• _Records shown_:
....
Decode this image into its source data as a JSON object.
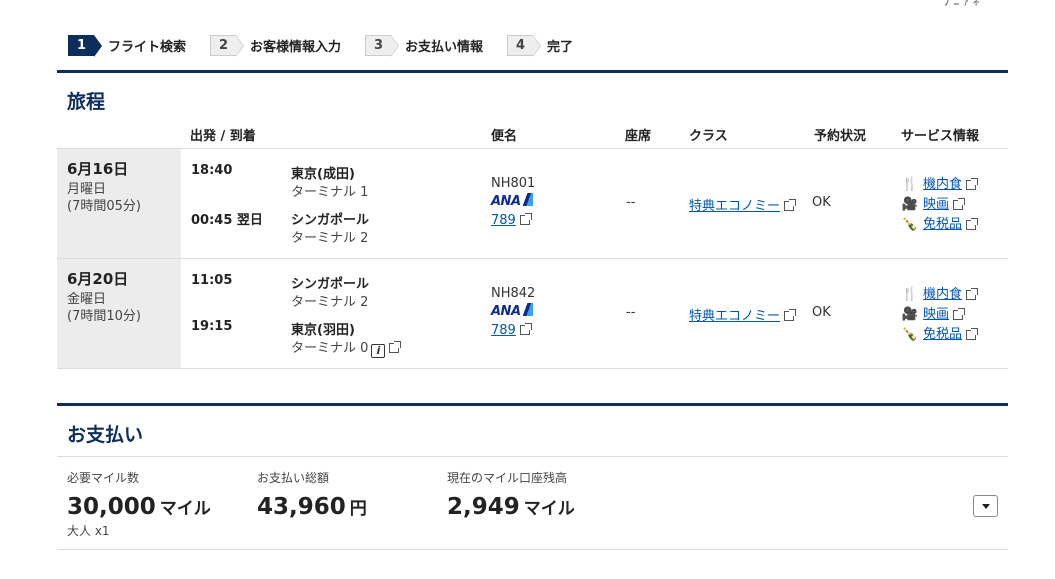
{
  "top_fragment": "ﾌ ﾆ ｧ ﾈﾟ",
  "stepper": [
    {
      "num": "1",
      "label": "フライト検索",
      "active": true
    },
    {
      "num": "2",
      "label": "お客様情報入力",
      "active": false
    },
    {
      "num": "3",
      "label": "お支払い情報",
      "active": false
    },
    {
      "num": "4",
      "label": "完了",
      "active": false
    }
  ],
  "itinerary": {
    "title": "旅程",
    "headers": {
      "dep_arr": "出発 / 到着",
      "flight": "便名",
      "seat": "座席",
      "class": "クラス",
      "status": "予約状況",
      "service": "サービス情報"
    },
    "rows": [
      {
        "date": "6月16日",
        "weekday": "月曜日",
        "duration": "(7時間05分)",
        "dep_time": "18:40",
        "dep_city": "東京(成田)",
        "dep_terminal": "ターミナル 1",
        "arr_time": "00:45 翌日",
        "arr_city": "シンガポール",
        "arr_terminal": "ターミナル 2",
        "flight_no": "NH801",
        "airline": "ANA",
        "aircraft": "789",
        "seat": "--",
        "class": "特典エコノミー",
        "status": "OK",
        "services": [
          "機内食",
          "映画",
          "免税品"
        ]
      },
      {
        "date": "6月20日",
        "weekday": "金曜日",
        "duration": "(7時間10分)",
        "dep_time": "11:05",
        "dep_city": "シンガポール",
        "dep_terminal": "ターミナル 2",
        "arr_time": "19:15",
        "arr_city": "東京(羽田)",
        "arr_terminal": "ターミナル 0",
        "flight_no": "NH842",
        "airline": "ANA",
        "aircraft": "789",
        "seat": "--",
        "class": "特典エコノミー",
        "status": "OK",
        "services": [
          "機内食",
          "映画",
          "免税品"
        ]
      }
    ]
  },
  "payment": {
    "title": "お支払い",
    "miles_label": "必要マイル数",
    "miles_value": "30,000",
    "miles_unit": "マイル",
    "passengers": "大人 x1",
    "total_label": "お支払い総額",
    "total_value": "43,960",
    "total_unit": "円",
    "balance_label": "現在のマイル口座残高",
    "balance_value": "2,949",
    "balance_unit": "マイル"
  },
  "colors": {
    "navy": "#0d2d5c",
    "link": "#0056b3"
  },
  "icons": {
    "meal": "meal-icon",
    "movie": "movie-icon",
    "dutyfree": "dutyfree-icon",
    "external": "external-link-icon",
    "info": "info-icon",
    "dropdown": "chevron-down-icon"
  }
}
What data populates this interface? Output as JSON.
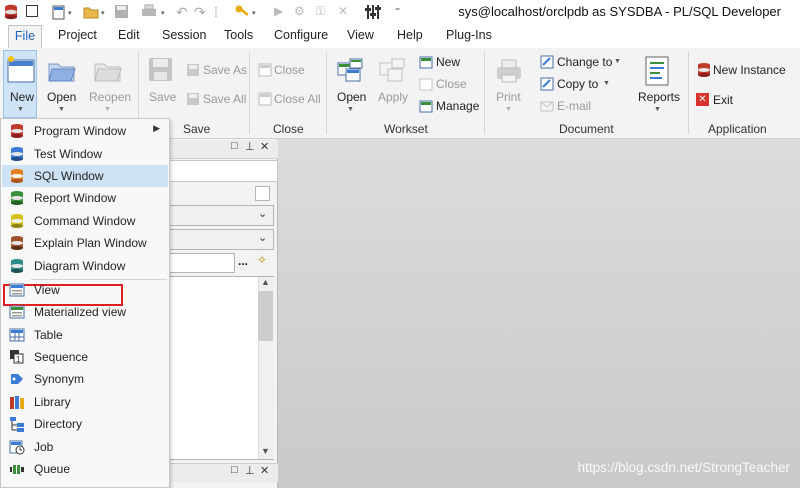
{
  "window": {
    "title": "sys@localhost/orclpdb as SYSDBA - PL/SQL Developer"
  },
  "menu_tabs": [
    "File",
    "Project",
    "Edit",
    "Session",
    "Tools",
    "Configure",
    "View",
    "Help",
    "Plug-Ins"
  ],
  "ribbon": {
    "file_group": {
      "new": "New",
      "open": "Open",
      "reopen": "Reopen"
    },
    "save_group": {
      "save": "Save",
      "save_as": "Save As",
      "save_all": "Save All",
      "label": "Save"
    },
    "close_group": {
      "close": "Close",
      "close_all": "Close All",
      "label": "Close"
    },
    "workset_group": {
      "open": "Open",
      "apply": "Apply",
      "new": "New",
      "close": "Close",
      "manage": "Manage",
      "label": "Workset"
    },
    "document_group": {
      "print": "Print",
      "change_to": "Change to",
      "copy_to": "Copy to",
      "email": "E-mail",
      "reports": "Reports",
      "label": "Document"
    },
    "application_group": {
      "new_instance": "New Instance",
      "exit": "Exit",
      "label": "Application"
    }
  },
  "new_menu": {
    "items": [
      {
        "label": "Program Window",
        "icon": "program-window-icon",
        "submenu": true
      },
      {
        "label": "Test Window",
        "icon": "test-window-icon"
      },
      {
        "label": "SQL Window",
        "icon": "sql-window-icon",
        "selected": true
      },
      {
        "label": "Report Window",
        "icon": "report-window-icon"
      },
      {
        "label": "Command Window",
        "icon": "command-window-icon"
      },
      {
        "label": "Explain Plan Window",
        "icon": "explain-plan-icon"
      },
      {
        "label": "Diagram Window",
        "icon": "diagram-window-icon"
      },
      {
        "label": "View",
        "icon": "view-icon"
      },
      {
        "label": "Materialized view",
        "icon": "materialized-view-icon"
      },
      {
        "label": "Table",
        "icon": "table-icon"
      },
      {
        "label": "Sequence",
        "icon": "sequence-icon"
      },
      {
        "label": "Synonym",
        "icon": "synonym-icon"
      },
      {
        "label": "Library",
        "icon": "library-icon"
      },
      {
        "label": "Directory",
        "icon": "directory-icon"
      },
      {
        "label": "Job",
        "icon": "job-icon"
      },
      {
        "label": "Queue",
        "icon": "queue-icon"
      }
    ],
    "highlight_color": "#e02020"
  },
  "side_panel": {
    "more_button": "..."
  },
  "watermark": "https://blog.csdn.net/StrongTeacher",
  "colors": {
    "accent": "#1f5fbf",
    "selection": "#cfe3f7",
    "workspace": "#d0d0d0"
  }
}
....
• _Exercise directions_: The data should be printed again unchanged; leave its pictures out.

• _Response_:
Decode this image into its source data as a JSON object.
{
  "top_fragment": "ﾌ ﾆ ｧ ﾈﾟ",
  "stepper": [
    {
      "num": "1",
      "label": "フライト検索",
      "active": true
    },
    {
      "num": "2",
      "label": "お客様情報入力",
      "active": false
    },
    {
      "num": "3",
      "label": "お支払い情報",
      "active": false
    },
    {
      "num": "4",
      "label": "完了",
      "active": false
    }
  ],
  "itinerary": {
    "title": "旅程",
    "headers": {
      "dep_arr": "出発 / 到着",
      "flight": "便名",
      "seat": "座席",
      "class": "クラス",
      "status": "予約状況",
      "service": "サービス情報"
    },
    "rows": [
      {
        "date": "6月16日",
        "weekday": "月曜日",
        "duration": "(7時間05分)",
        "dep_time": "18:40",
        "dep_city": "東京(成田)",
        "dep_terminal": "ターミナル 1",
        "arr_time": "00:45 翌日",
        "arr_city": "シンガポール",
        "arr_terminal": "ターミナル 2",
        "flight_no": "NH801",
        "airline": "ANA",
        "aircraft": "789",
        "seat": "--",
        "class": "特典エコノミー",
        "status": "OK",
        "services": [
          "機内食",
          "映画",
          "免税品"
        ]
      },
      {
        "date": "6月20日",
        "weekday": "金曜日",
        "duration": "(7時間10分)",
        "dep_time": "11:05",
        "dep_city": "シンガポール",
        "dep_terminal": "ターミナル 2",
        "arr_time": "19:15",
        "arr_city": "東京(羽田)",
        "arr_terminal": "ターミナル 0",
        "flight_no": "NH842",
        "airline": "ANA",
        "aircraft": "789",
        "seat": "--",
        "class": "特典エコノミー",
        "status": "OK",
        "services": [
          "機内食",
          "映画",
          "免税品"
        ]
      }
    ]
  },
  "payment": {
    "title": "お支払い",
    "miles_label": "必要マイル数",
    "miles_value": "30,000",
    "miles_unit": "マイル",
    "passengers": "大人 x1",
    "total_label": "お支払い総額",
    "total_value": "43,960",
    "total_unit": "円",
    "balance_label": "現在のマイル口座残高",
    "balance_value": "2,949",
    "balance_unit": "マイル"
  },
  "colors": {
    "navy": "#0d2d5c",
    "link": "#0056b3"
  },
  "icons": {
    "meal": "meal-icon",
    "movie": "movie-icon",
    "dutyfree": "dutyfree-icon",
    "external": "external-link-icon",
    "info": "info-icon",
    "dropdown": "chevron-down-icon"
  }
}
What data populates this interface? Output as JSON.
{
  "window": {
    "title": "sys@localhost/orclpdb as SYSDBA - PL/SQL Developer"
  },
  "menu_tabs": [
    "File",
    "Project",
    "Edit",
    "Session",
    "Tools",
    "Configure",
    "View",
    "Help",
    "Plug-Ins"
  ],
  "ribbon": {
    "file_group": {
      "new": "New",
      "open": "Open",
      "reopen": "Reopen"
    },
    "save_group": {
      "save": "Save",
      "save_as": "Save As",
      "save_all": "Save All",
      "label": "Save"
    },
    "close_group": {
      "close": "Close",
      "close_all": "Close All",
      "label": "Close"
    },
    "workset_group": {
      "open": "Open",
      "apply": "Apply",
      "new": "New",
      "close": "Close",
      "manage": "Manage",
      "label": "Workset"
    },
    "document_group": {
      "print": "Print",
      "change_to": "Change to",
      "copy_to": "Copy to",
      "email": "E-mail",
      "reports": "Reports",
      "label": "Document"
    },
    "application_group": {
      "new_instance": "New Instance",
      "exit": "Exit",
      "label": "Application"
    }
  },
  "new_menu": {
    "items": [
      {
        "label": "Program Window",
        "icon": "program-window-icon",
        "submenu": true
      },
      {
        "label": "Test Window",
        "icon": "test-window-icon"
      },
      {
        "label": "SQL Window",
        "icon": "sql-window-icon",
        "selected": true
      },
      {
        "label": "Report Window",
        "icon": "report-window-icon"
      },
      {
        "label": "Command Window",
        "icon": "command-window-icon"
      },
      {
        "label": "Explain Plan Window",
        "icon": "explain-plan-icon"
      },
      {
        "label": "Diagram Window",
        "icon": "diagram-window-icon"
      },
      {
        "label": "View",
        "icon": "view-icon"
      },
      {
        "label": "Materialized view",
        "icon": "materialized-view-icon"
      },
      {
        "label": "Table",
        "icon": "table-icon"
      },
      {
        "label": "Sequence",
        "icon": "sequence-icon"
      },
      {
        "label": "Synonym",
        "icon": "synonym-icon"
      },
      {
        "label": "Library",
        "icon": "library-icon"
      },
      {
        "label": "Directory",
        "icon": "directory-icon"
      },
      {
        "label": "Job",
        "icon": "job-icon"
      },
      {
        "label": "Queue",
        "icon": "queue-icon"
      }
    ],
    "highlight_color": "#e02020"
  },
  "side_panel": {
    "more_button": "..."
  },
  "watermark": "https://blog.csdn.net/StrongTeacher",
  "colors": {
    "accent": "#1f5fbf",
    "selection": "#cfe3f7",
    "workspace": "#d0d0d0"
  }
}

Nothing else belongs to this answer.